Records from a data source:
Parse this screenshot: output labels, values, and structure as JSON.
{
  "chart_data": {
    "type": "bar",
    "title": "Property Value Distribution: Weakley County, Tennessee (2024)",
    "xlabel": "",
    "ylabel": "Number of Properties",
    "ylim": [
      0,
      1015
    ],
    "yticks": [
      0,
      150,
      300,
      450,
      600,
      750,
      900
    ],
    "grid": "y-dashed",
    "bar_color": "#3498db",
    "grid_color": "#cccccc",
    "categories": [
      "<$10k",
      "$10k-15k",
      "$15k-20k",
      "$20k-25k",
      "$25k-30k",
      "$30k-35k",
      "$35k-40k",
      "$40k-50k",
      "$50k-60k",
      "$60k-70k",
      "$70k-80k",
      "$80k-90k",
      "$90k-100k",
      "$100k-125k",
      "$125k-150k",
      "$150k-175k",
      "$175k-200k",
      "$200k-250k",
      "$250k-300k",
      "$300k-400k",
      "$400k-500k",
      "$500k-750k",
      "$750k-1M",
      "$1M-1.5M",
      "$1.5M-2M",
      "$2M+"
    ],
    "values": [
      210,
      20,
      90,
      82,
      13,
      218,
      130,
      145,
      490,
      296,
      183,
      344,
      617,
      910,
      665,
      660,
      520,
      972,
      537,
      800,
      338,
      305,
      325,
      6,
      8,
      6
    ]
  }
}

- **DIRECTIONS FOR THIS TASK**: Copy all of the data exactly.

- **RESULT**:
Parse this screenshot: output labels, values, and structure as JSON.
{
  "chart_data": {
    "type": "bar",
    "title": "Property Value Distribution: Weakley County, Tennessee (2024)",
    "xlabel": "",
    "ylabel": "Number of Properties",
    "ylim": [
      0,
      1015
    ],
    "yticks": [
      0,
      150,
      300,
      450,
      600,
      750,
      900
    ],
    "grid": "y-dashed",
    "bar_color": "#3498db",
    "grid_color": "#cccccc",
    "categories": [
      "<$10k",
      "$10k-15k",
      "$15k-20k",
      "$20k-25k",
      "$25k-30k",
      "$30k-35k",
      "$35k-40k",
      "$40k-50k",
      "$50k-60k",
      "$60k-70k",
      "$70k-80k",
      "$80k-90k",
      "$90k-100k",
      "$100k-125k",
      "$125k-150k",
      "$150k-175k",
      "$175k-200k",
      "$200k-250k",
      "$250k-300k",
      "$300k-400k",
      "$400k-500k",
      "$500k-750k",
      "$750k-1M",
      "$1M-1.5M",
      "$1.5M-2M",
      "$2M+"
    ],
    "values": [
      210,
      20,
      90,
      82,
      13,
      218,
      130,
      145,
      490,
      296,
      183,
      344,
      617,
      910,
      665,
      660,
      520,
      972,
      537,
      800,
      338,
      305,
      325,
      6,
      8,
      6
    ]
  }
}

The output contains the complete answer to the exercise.